**RECORDS SHOWN**.
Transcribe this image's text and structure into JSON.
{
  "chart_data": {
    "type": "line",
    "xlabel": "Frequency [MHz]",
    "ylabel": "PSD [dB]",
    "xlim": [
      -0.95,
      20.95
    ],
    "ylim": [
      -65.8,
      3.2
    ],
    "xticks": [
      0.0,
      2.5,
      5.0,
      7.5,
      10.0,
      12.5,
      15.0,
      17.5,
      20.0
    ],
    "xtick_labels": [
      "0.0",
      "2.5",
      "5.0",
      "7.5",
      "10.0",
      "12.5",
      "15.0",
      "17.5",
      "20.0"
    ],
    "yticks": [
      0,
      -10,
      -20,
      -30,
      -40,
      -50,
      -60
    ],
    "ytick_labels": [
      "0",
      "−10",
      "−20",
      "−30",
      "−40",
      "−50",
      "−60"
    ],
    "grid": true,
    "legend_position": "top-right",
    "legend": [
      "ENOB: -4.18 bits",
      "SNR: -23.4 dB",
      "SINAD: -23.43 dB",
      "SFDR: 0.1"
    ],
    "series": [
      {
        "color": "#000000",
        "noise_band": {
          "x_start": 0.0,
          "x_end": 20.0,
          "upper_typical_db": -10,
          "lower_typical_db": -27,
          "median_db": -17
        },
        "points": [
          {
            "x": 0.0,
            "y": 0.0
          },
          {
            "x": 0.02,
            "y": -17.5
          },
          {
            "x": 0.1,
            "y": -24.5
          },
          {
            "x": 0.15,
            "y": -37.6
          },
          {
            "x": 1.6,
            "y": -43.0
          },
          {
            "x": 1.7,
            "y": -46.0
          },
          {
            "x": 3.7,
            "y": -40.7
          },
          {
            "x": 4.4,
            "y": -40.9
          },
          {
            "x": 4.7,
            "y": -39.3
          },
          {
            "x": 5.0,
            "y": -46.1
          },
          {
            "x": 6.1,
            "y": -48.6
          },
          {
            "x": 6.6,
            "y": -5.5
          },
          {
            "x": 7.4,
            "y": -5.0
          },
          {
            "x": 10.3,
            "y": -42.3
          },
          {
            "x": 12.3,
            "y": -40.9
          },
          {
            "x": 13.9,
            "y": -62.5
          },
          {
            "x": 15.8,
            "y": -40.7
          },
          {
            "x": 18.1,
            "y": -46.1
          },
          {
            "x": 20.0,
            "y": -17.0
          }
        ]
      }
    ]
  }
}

**AIM OF THE EXERCISE**. Copy all the entries verbatim.

**FULL OUTPUT**.
Transcribe this image's text and structure into JSON.
{
  "chart_data": {
    "type": "line",
    "xlabel": "Frequency [MHz]",
    "ylabel": "PSD [dB]",
    "xlim": [
      -0.95,
      20.95
    ],
    "ylim": [
      -65.8,
      3.2
    ],
    "xticks": [
      0.0,
      2.5,
      5.0,
      7.5,
      10.0,
      12.5,
      15.0,
      17.5,
      20.0
    ],
    "xtick_labels": [
      "0.0",
      "2.5",
      "5.0",
      "7.5",
      "10.0",
      "12.5",
      "15.0",
      "17.5",
      "20.0"
    ],
    "yticks": [
      0,
      -10,
      -20,
      -30,
      -40,
      -50,
      -60
    ],
    "ytick_labels": [
      "0",
      "−10",
      "−20",
      "−30",
      "−40",
      "−50",
      "−60"
    ],
    "grid": true,
    "legend_position": "top-right",
    "legend": [
      "ENOB: -4.18 bits",
      "SNR: -23.4 dB",
      "SINAD: -23.43 dB",
      "SFDR: 0.1"
    ],
    "series": [
      {
        "color": "#000000",
        "noise_band": {
          "x_start": 0.0,
          "x_end": 20.0,
          "upper_typical_db": -10,
          "lower_typical_db": -27,
          "median_db": -17
        },
        "points": [
          {
            "x": 0.0,
            "y": 0.0
          },
          {
            "x": 0.02,
            "y": -17.5
          },
          {
            "x": 0.1,
            "y": -24.5
          },
          {
            "x": 0.15,
            "y": -37.6
          },
          {
            "x": 1.6,
            "y": -43.0
          },
          {
            "x": 1.7,
            "y": -46.0
          },
          {
            "x": 3.7,
            "y": -40.7
          },
          {
            "x": 4.4,
            "y": -40.9
          },
          {
            "x": 4.7,
            "y": -39.3
          },
          {
            "x": 5.0,
            "y": -46.1
          },
          {
            "x": 6.1,
            "y": -48.6
          },
          {
            "x": 6.6,
            "y": -5.5
          },
          {
            "x": 7.4,
            "y": -5.0
          },
          {
            "x": 10.3,
            "y": -42.3
          },
          {
            "x": 12.3,
            "y": -40.9
          },
          {
            "x": 13.9,
            "y": -62.5
          },
          {
            "x": 15.8,
            "y": -40.7
          },
          {
            "x": 18.1,
            "y": -46.1
          },
          {
            "x": 20.0,
            "y": -17.0
          }
        ]
      }
    ]
  }
}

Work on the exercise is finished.